▶ BRIEF
Wherever the word "header" appears in the entries, copy the whole line.

▶ DATA SECTION
+---+

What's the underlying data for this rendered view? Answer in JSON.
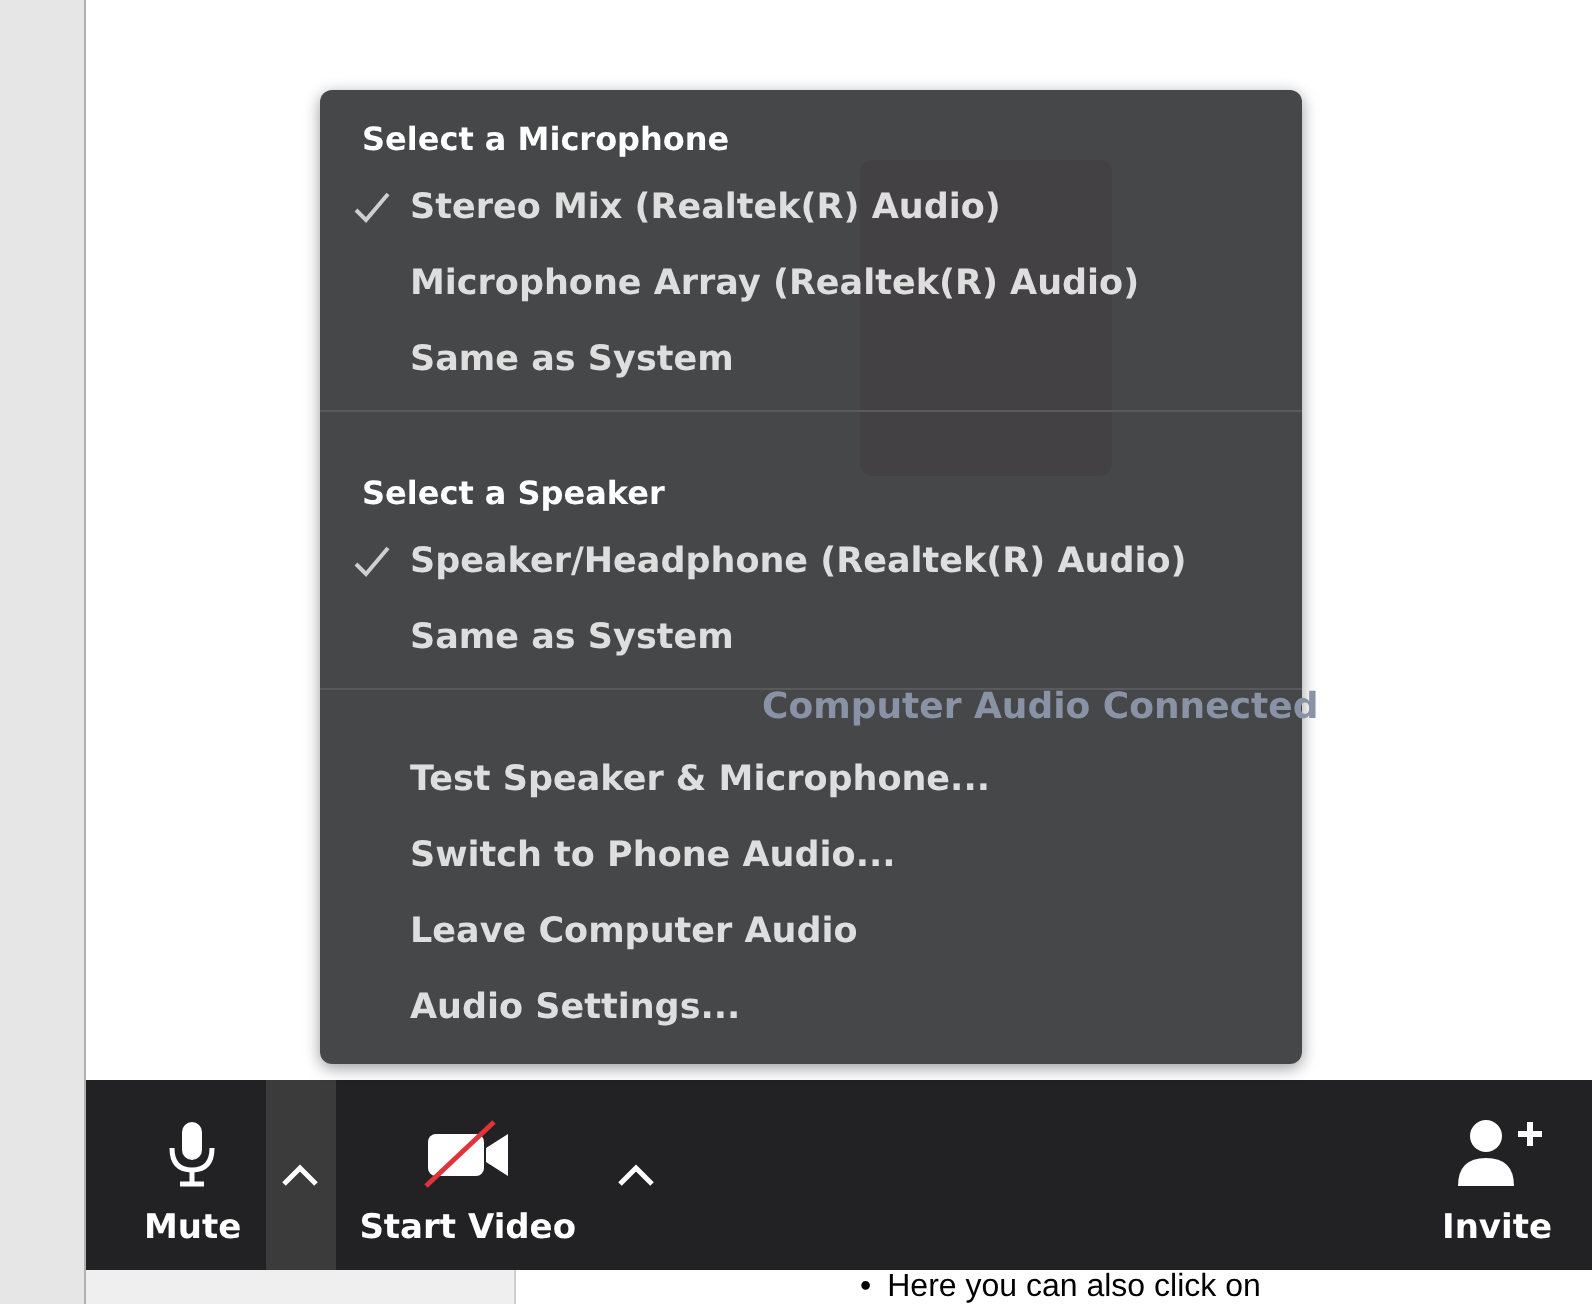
{
  "background": {
    "status": "Computer Audio Connected"
  },
  "menu": {
    "sections": [
      {
        "header": "Select a Microphone",
        "items": [
          {
            "label": "Stereo Mix (Realtek(R) Audio)",
            "checked": true
          },
          {
            "label": "Microphone Array (Realtek(R) Audio)",
            "checked": false
          },
          {
            "label": "Same as System",
            "checked": false
          }
        ]
      },
      {
        "header": "Select a Speaker",
        "items": [
          {
            "label": "Speaker/Headphone (Realtek(R) Audio)",
            "checked": true
          },
          {
            "label": "Same as System",
            "checked": false
          }
        ]
      },
      {
        "items": [
          {
            "label": "Test Speaker & Microphone...",
            "checked": false
          },
          {
            "label": "Switch to Phone Audio...",
            "checked": false
          },
          {
            "label": "Leave Computer Audio",
            "checked": false
          },
          {
            "label": "Audio Settings...",
            "checked": false
          }
        ]
      }
    ]
  },
  "toolbar": {
    "buttons": [
      {
        "kind": "mic",
        "label": "Mute"
      },
      {
        "kind": "caret",
        "selected": true
      },
      {
        "kind": "video",
        "label": "Start Video"
      },
      {
        "kind": "caret",
        "selected": false
      },
      {
        "kind": "spacer"
      },
      {
        "kind": "invite",
        "label": "Invite"
      }
    ]
  },
  "document": {
    "bullet": "•",
    "text": "Here you can also click on"
  }
}
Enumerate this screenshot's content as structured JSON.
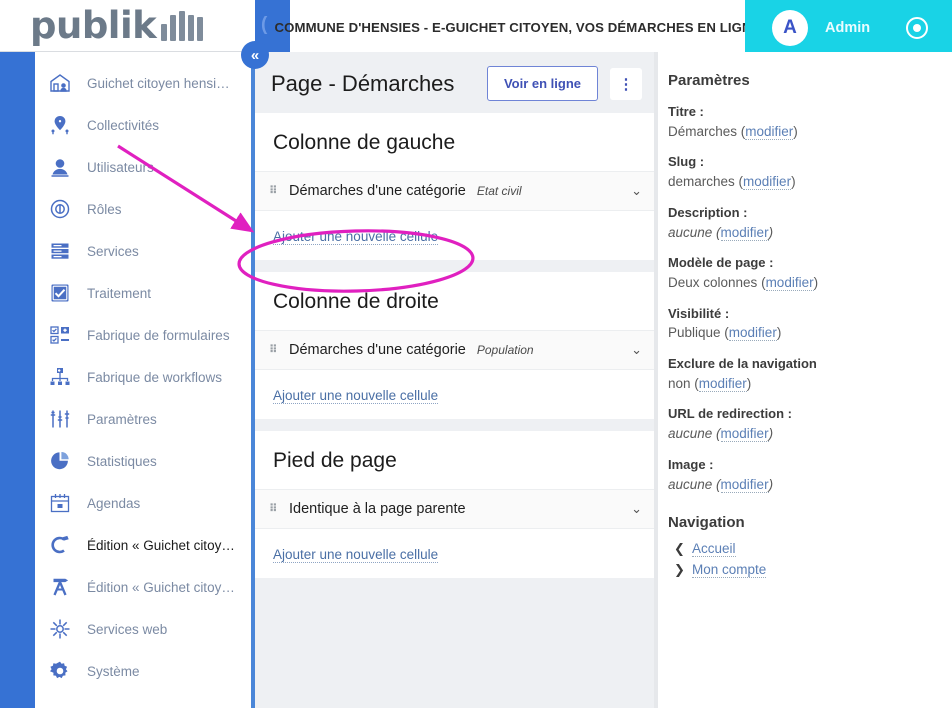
{
  "brand": {
    "name": "publik",
    "logo_bars": 5
  },
  "header": {
    "site_title": "COMMUNE D'HENSIES - E-GUICHET CITOYEN, VOS DÉMARCHES EN LIGNE",
    "user_initial": "A",
    "user_name": "Admin",
    "logout_icon": "power-icon",
    "collapse_icon": "chevron-double-left-icon",
    "accent_cyan": "#19d3e6",
    "accent_blue": "#3672d4"
  },
  "sidebar": {
    "collapse_label": "«",
    "items": [
      {
        "label": "Guichet citoyen hensies - Po...",
        "icon": "home-user-icon",
        "active": false
      },
      {
        "label": "Collectivités",
        "icon": "map-pin-icon",
        "active": false
      },
      {
        "label": "Utilisateurs",
        "icon": "user-icon",
        "active": false
      },
      {
        "label": "Rôles",
        "icon": "role-gear-icon",
        "active": false
      },
      {
        "label": "Services",
        "icon": "server-icon",
        "active": false
      },
      {
        "label": "Traitement",
        "icon": "checkbox-icon",
        "active": false
      },
      {
        "label": "Fabrique de formulaires",
        "icon": "form-builder-icon",
        "active": false
      },
      {
        "label": "Fabrique de workflows",
        "icon": "workflow-icon",
        "active": false
      },
      {
        "label": "Paramètres",
        "icon": "sliders-icon",
        "active": false
      },
      {
        "label": "Statistiques",
        "icon": "pie-chart-icon",
        "active": false
      },
      {
        "label": "Agendas",
        "icon": "calendar-icon",
        "active": false
      },
      {
        "label": "Édition « Guichet citoyen he...",
        "icon": "combo-edit-icon",
        "active": true
      },
      {
        "label": "Édition « Guichet citoyen he...",
        "icon": "authentic-edit-icon",
        "active": false
      },
      {
        "label": "Services web",
        "icon": "web-services-icon",
        "active": false
      },
      {
        "label": "Système",
        "icon": "gear-icon",
        "active": false
      }
    ]
  },
  "main": {
    "page_title": "Page - Démarches",
    "view_online_label": "Voir en ligne",
    "kebab_label": "⋮",
    "sections": [
      {
        "title": "Colonne de gauche",
        "cells": [
          {
            "name": "Démarches d'une catégorie",
            "sub": "Etat civil",
            "chevron": "⌄"
          }
        ],
        "add_label": "Ajouter une nouvelle cellule"
      },
      {
        "title": "Colonne de droite",
        "cells": [
          {
            "name": "Démarches d'une catégorie",
            "sub": "Population",
            "chevron": "⌄"
          }
        ],
        "add_label": "Ajouter une nouvelle cellule"
      },
      {
        "title": "Pied de page",
        "cells": [
          {
            "name": "Identique à la page parente",
            "sub": "",
            "chevron": "⌄"
          }
        ],
        "add_label": "Ajouter une nouvelle cellule"
      }
    ]
  },
  "settings": {
    "heading": "Paramètres",
    "modifier_label": "modifier",
    "fields": [
      {
        "key": "Titre :",
        "value": "Démarches",
        "italic": false
      },
      {
        "key": "Slug :",
        "value": "demarches",
        "italic": false
      },
      {
        "key": "Description :",
        "value": "aucune",
        "italic": true
      },
      {
        "key": "Modèle de page :",
        "value": "Deux colonnes",
        "italic": false
      },
      {
        "key": "Visibilité :",
        "value": "Publique",
        "italic": false
      },
      {
        "key": "Exclure de la navigation",
        "value": "non",
        "italic": false
      },
      {
        "key": "URL de redirection :",
        "value": "aucune",
        "italic": true
      },
      {
        "key": "Image :",
        "value": "aucune",
        "italic": true
      }
    ],
    "nav_heading": "Navigation",
    "nav_links": [
      {
        "arrow": "❮",
        "label": "Accueil"
      },
      {
        "arrow": "❯",
        "label": "Mon compte"
      }
    ]
  },
  "annotation": {
    "color": "#e020c0",
    "arrow": "arrow-to-add-cell",
    "ellipse": "highlight-ellipse-add-cell"
  }
}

+---+

▶ EXPECTED ANSWER
        "header": "Select a Microphone",
        "header": "Select a Speaker",
  "header": {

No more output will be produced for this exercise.